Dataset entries

════

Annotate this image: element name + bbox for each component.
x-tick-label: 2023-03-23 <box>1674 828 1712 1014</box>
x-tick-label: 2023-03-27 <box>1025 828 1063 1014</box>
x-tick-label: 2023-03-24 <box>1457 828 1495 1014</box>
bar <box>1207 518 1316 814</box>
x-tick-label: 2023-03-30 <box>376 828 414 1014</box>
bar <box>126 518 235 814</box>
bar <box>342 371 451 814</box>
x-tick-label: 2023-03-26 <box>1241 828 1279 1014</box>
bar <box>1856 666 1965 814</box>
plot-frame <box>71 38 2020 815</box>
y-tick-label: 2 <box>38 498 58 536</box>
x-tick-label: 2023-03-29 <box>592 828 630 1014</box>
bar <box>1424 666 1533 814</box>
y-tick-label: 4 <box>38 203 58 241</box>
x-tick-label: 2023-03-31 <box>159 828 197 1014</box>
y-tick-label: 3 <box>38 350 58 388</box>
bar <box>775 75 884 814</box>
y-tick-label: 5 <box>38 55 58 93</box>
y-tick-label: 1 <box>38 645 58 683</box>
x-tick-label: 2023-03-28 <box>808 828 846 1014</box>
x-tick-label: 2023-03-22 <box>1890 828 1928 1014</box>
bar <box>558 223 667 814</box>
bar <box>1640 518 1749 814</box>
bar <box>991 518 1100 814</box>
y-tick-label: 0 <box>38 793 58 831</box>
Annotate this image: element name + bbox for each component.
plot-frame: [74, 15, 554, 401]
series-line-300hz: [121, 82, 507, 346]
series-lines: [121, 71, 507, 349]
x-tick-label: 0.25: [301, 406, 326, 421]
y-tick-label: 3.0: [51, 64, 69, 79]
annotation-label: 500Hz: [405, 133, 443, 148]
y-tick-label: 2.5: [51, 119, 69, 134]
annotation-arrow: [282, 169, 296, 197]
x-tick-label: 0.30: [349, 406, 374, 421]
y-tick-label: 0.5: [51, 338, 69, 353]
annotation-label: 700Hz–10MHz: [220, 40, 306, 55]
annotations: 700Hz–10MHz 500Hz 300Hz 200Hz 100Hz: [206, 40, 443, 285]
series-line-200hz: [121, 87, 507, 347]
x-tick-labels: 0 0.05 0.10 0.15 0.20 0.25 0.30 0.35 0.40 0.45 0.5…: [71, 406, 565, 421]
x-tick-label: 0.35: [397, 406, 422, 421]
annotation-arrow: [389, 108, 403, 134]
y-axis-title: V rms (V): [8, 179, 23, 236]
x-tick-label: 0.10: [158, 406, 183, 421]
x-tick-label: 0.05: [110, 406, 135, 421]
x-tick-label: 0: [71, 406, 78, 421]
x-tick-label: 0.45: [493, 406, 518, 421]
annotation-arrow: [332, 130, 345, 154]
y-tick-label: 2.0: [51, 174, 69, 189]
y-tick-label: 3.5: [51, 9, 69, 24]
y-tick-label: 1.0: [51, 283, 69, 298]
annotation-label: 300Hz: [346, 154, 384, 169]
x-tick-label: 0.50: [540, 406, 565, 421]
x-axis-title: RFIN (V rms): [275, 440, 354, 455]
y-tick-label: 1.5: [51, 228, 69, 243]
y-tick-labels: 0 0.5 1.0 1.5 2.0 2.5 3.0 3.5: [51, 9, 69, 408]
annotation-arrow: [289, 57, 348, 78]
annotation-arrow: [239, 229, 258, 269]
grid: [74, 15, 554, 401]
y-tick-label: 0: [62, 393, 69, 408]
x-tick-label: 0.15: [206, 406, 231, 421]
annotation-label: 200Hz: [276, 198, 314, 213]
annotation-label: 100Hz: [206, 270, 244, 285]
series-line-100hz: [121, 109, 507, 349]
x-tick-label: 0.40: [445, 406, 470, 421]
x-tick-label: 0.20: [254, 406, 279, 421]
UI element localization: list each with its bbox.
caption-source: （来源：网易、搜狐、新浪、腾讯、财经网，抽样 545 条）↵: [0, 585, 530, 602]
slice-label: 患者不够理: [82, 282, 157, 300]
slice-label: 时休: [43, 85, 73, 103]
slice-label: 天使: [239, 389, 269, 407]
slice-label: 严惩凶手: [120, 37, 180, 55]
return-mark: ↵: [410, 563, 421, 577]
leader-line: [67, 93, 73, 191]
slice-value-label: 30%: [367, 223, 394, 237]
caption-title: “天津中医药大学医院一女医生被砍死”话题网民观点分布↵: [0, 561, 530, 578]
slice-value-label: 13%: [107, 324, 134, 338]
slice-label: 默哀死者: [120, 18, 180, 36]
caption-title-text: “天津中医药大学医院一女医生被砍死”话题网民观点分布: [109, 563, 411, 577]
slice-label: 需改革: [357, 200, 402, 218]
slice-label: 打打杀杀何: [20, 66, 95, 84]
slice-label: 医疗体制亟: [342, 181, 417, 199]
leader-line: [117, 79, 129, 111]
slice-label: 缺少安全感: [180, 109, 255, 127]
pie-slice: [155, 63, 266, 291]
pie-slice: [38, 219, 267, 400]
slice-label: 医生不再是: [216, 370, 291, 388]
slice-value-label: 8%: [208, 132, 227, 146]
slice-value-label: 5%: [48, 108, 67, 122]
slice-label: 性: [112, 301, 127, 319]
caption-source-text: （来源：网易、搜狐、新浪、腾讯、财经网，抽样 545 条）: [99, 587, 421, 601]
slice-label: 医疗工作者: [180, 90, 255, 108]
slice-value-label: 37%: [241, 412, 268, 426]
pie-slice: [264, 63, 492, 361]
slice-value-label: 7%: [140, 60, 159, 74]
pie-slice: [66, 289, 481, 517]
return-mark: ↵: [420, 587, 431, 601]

════

> Stated problem
Rewrite the lines above with every "plot-frame" switched to "plot-area", changing nothing else.

> Solution for this problem
Annotate this image: element name + bbox for each component.
x-tick-label: 2023-03-23 <box>1674 828 1712 1014</box>
x-tick-label: 2023-03-27 <box>1025 828 1063 1014</box>
x-tick-label: 2023-03-24 <box>1457 828 1495 1014</box>
bar <box>1207 518 1316 814</box>
x-tick-label: 2023-03-30 <box>376 828 414 1014</box>
bar <box>126 518 235 814</box>
bar <box>342 371 451 814</box>
x-tick-label: 2023-03-26 <box>1241 828 1279 1014</box>
bar <box>1856 666 1965 814</box>
plot-area <box>71 38 2020 815</box>
y-tick-label: 2 <box>38 498 58 536</box>
x-tick-label: 2023-03-29 <box>592 828 630 1014</box>
bar <box>1424 666 1533 814</box>
y-tick-label: 4 <box>38 203 58 241</box>
x-tick-label: 2023-03-31 <box>159 828 197 1014</box>
y-tick-label: 3 <box>38 350 58 388</box>
bar <box>775 75 884 814</box>
y-tick-label: 5 <box>38 55 58 93</box>
y-tick-label: 1 <box>38 645 58 683</box>
x-tick-label: 2023-03-28 <box>808 828 846 1014</box>
x-tick-label: 2023-03-22 <box>1890 828 1928 1014</box>
bar <box>558 223 667 814</box>
bar <box>1640 518 1749 814</box>
bar <box>991 518 1100 814</box>
y-tick-label: 0 <box>38 793 58 831</box>
Annotate this image: element name + bbox for each component.
plot-area: [74, 15, 554, 401]
series-line-300hz: [121, 82, 507, 346]
series-lines: [121, 71, 507, 349]
x-tick-label: 0.25: [301, 406, 326, 421]
y-tick-label: 3.0: [51, 64, 69, 79]
annotation-label: 500Hz: [405, 133, 443, 148]
y-tick-label: 2.5: [51, 119, 69, 134]
annotation-arrow: [282, 169, 296, 197]
x-tick-label: 0.30: [349, 406, 374, 421]
y-tick-label: 0.5: [51, 338, 69, 353]
annotation-label: 700Hz–10MHz: [220, 40, 306, 55]
annotations: 700Hz–10MHz 500Hz 300Hz 200Hz 100Hz: [206, 40, 443, 285]
series-line-200hz: [121, 87, 507, 347]
x-tick-labels: 0 0.05 0.10 0.15 0.20 0.25 0.30 0.35 0.40 0.45 0.5…: [71, 406, 565, 421]
x-tick-label: 0.35: [397, 406, 422, 421]
annotation-arrow: [389, 108, 403, 134]
y-axis-title: V rms (V): [8, 179, 23, 236]
x-tick-label: 0.10: [158, 406, 183, 421]
x-tick-label: 0.05: [110, 406, 135, 421]
x-tick-label: 0: [71, 406, 78, 421]
x-tick-label: 0.45: [493, 406, 518, 421]
annotation-arrow: [332, 130, 345, 154]
y-tick-label: 2.0: [51, 174, 69, 189]
y-tick-label: 3.5: [51, 9, 69, 24]
y-tick-label: 1.0: [51, 283, 69, 298]
annotation-label: 300Hz: [346, 154, 384, 169]
x-tick-label: 0.50: [540, 406, 565, 421]
x-axis-title: RFIN (V rms): [275, 440, 354, 455]
y-tick-label: 1.5: [51, 228, 69, 243]
y-tick-labels: 0 0.5 1.0 1.5 2.0 2.5 3.0 3.5: [51, 9, 69, 408]
annotation-arrow: [289, 57, 348, 78]
annotation-arrow: [239, 229, 258, 269]
grid: [74, 15, 554, 401]
y-tick-label: 0: [62, 393, 69, 408]
x-tick-label: 0.15: [206, 406, 231, 421]
annotation-label: 200Hz: [276, 198, 314, 213]
annotation-label: 100Hz: [206, 270, 244, 285]
series-line-100hz: [121, 109, 507, 349]
x-tick-label: 0.40: [445, 406, 470, 421]
x-tick-label: 0.20: [254, 406, 279, 421]
UI element localization: list each with its bbox.
caption-source: （来源：网易、搜狐、新浪、腾讯、财经网，抽样 545 条）↵: [0, 585, 530, 602]
slice-label: 患者不够理: [82, 282, 157, 300]
slice-label: 时休: [43, 85, 73, 103]
slice-label: 天使: [239, 389, 269, 407]
slice-label: 严惩凶手: [120, 37, 180, 55]
return-mark: ↵: [410, 563, 421, 577]
leader-line: [67, 93, 73, 191]
slice-value-label: 30%: [367, 223, 394, 237]
caption-title: “天津中医药大学医院一女医生被砍死”话题网民观点分布↵: [0, 561, 530, 578]
slice-value-label: 13%: [107, 324, 134, 338]
slice-label: 默哀死者: [120, 18, 180, 36]
caption-title-text: “天津中医药大学医院一女医生被砍死”话题网民观点分布: [109, 563, 411, 577]
slice-label: 需改革: [357, 200, 402, 218]
slice-label: 打打杀杀何: [20, 66, 95, 84]
slice-label: 医疗体制亟: [342, 181, 417, 199]
leader-line: [117, 79, 129, 111]
slice-label: 缺少安全感: [180, 109, 255, 127]
pie-slice: [155, 63, 266, 291]
pie-slice: [38, 219, 267, 400]
slice-label: 医生不再是: [216, 370, 291, 388]
slice-value-label: 8%: [208, 132, 227, 146]
slice-value-label: 5%: [48, 108, 67, 122]
slice-label: 性: [112, 301, 127, 319]
caption-source-text: （来源：网易、搜狐、新浪、腾讯、财经网，抽样 545 条）: [99, 587, 421, 601]
slice-label: 医疗工作者: [180, 90, 255, 108]
slice-value-label: 37%: [241, 412, 268, 426]
pie-slice: [264, 63, 492, 361]
slice-value-label: 7%: [140, 60, 159, 74]
pie-slice: [66, 289, 481, 517]
return-mark: ↵: [420, 587, 431, 601]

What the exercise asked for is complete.